▶ [Problem details]: Return each line containing "stitches".

▶ [Material to process]:
"""

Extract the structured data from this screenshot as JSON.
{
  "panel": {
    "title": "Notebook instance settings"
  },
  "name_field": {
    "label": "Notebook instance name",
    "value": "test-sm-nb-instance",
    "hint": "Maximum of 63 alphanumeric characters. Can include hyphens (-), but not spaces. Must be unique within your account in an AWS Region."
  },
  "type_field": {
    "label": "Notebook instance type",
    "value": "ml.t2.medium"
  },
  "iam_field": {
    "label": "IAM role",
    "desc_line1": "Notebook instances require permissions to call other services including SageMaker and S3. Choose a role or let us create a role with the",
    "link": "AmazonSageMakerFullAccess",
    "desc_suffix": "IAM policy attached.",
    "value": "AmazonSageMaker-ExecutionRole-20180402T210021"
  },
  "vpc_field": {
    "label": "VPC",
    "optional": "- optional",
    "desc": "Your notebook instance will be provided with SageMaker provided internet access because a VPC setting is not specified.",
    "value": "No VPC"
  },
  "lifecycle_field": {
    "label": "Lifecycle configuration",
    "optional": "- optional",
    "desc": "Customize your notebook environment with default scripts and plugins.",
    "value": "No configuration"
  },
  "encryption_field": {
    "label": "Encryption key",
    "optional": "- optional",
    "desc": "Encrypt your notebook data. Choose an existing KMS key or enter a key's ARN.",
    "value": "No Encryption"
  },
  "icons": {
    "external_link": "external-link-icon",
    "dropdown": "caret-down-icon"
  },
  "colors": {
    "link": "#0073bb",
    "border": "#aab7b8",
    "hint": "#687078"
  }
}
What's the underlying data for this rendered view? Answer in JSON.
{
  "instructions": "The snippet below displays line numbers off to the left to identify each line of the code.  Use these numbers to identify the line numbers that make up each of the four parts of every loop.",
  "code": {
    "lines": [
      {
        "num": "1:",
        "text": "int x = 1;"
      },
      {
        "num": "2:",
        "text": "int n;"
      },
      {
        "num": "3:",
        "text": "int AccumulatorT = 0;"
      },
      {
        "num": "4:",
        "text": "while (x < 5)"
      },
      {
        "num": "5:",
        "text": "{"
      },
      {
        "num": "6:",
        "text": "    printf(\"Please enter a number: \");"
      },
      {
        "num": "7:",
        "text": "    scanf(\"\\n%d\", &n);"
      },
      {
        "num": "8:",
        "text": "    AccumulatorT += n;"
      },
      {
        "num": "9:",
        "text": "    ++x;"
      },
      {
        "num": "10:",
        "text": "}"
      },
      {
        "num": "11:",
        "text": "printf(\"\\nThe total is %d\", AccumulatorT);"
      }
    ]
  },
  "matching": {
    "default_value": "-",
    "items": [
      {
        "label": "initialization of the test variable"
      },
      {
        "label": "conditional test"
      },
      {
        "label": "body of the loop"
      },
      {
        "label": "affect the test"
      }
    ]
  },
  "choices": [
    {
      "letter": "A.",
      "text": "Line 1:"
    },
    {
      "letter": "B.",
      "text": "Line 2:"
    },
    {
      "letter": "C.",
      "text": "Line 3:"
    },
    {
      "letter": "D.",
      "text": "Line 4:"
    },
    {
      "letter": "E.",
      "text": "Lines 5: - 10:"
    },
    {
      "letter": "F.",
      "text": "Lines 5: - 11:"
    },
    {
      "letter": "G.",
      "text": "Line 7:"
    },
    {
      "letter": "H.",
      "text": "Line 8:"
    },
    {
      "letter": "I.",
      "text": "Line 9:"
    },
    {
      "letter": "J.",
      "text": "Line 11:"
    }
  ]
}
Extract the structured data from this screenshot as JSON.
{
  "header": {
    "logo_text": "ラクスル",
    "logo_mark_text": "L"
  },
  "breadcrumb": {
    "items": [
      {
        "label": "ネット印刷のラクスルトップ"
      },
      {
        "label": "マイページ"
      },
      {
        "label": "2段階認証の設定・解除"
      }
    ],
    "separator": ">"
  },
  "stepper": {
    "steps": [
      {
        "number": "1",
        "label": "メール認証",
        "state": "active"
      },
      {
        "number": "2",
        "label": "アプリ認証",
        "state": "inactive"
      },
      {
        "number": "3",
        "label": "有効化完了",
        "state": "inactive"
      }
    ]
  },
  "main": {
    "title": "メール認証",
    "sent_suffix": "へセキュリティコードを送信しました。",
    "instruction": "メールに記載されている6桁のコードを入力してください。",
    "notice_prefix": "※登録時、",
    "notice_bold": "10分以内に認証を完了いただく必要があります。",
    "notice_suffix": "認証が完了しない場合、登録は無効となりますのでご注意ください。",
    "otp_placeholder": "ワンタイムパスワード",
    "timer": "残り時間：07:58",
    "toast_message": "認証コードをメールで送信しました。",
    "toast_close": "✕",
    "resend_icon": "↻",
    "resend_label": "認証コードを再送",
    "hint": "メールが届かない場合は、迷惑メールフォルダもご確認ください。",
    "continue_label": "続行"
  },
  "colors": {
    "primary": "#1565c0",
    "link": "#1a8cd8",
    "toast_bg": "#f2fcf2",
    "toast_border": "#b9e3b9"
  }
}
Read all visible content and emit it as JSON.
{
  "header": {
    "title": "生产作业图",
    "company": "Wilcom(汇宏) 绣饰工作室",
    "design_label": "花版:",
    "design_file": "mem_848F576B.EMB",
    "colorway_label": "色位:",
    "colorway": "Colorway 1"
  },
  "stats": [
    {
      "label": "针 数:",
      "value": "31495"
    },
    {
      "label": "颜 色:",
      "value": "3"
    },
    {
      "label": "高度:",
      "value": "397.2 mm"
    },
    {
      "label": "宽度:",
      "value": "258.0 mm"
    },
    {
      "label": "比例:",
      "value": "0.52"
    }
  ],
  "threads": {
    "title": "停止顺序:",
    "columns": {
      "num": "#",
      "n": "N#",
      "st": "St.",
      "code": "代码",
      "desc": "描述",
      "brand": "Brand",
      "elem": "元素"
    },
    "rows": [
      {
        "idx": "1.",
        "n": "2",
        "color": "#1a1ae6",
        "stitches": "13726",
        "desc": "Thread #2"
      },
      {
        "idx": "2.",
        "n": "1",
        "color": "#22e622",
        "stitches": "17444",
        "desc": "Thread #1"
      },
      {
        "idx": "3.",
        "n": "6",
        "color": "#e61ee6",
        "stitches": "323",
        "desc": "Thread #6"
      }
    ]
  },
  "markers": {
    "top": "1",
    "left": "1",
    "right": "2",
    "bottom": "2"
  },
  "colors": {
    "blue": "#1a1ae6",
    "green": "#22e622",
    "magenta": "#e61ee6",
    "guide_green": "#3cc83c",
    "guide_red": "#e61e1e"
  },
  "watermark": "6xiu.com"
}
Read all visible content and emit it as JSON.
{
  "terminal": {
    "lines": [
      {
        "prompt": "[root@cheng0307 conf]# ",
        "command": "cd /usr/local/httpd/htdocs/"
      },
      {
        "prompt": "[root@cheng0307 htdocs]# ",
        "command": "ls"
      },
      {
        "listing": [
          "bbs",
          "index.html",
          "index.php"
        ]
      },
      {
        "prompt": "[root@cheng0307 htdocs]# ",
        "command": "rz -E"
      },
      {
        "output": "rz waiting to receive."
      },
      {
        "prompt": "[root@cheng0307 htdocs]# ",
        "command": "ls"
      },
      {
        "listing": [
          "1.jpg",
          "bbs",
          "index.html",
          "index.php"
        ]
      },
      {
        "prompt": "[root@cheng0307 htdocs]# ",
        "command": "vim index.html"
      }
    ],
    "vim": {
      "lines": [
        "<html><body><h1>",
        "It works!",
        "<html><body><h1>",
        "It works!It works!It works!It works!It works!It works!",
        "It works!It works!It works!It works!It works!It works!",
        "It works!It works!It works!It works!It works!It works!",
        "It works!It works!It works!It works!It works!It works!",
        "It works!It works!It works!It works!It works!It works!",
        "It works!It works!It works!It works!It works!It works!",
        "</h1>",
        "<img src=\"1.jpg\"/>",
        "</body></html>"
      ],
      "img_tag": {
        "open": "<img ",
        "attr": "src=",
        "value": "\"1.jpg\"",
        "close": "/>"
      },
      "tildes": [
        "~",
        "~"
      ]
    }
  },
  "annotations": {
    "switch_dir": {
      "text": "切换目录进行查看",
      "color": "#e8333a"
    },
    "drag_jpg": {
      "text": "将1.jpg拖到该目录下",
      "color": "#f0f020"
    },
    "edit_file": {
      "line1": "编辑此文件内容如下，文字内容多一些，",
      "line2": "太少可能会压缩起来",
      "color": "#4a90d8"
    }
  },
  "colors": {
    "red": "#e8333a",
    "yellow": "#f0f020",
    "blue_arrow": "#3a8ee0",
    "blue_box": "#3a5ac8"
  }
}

"""

▶ [Exercise answer]:
        "stitches": "13726",
        "stitches": "17444",
        "stitches": "323",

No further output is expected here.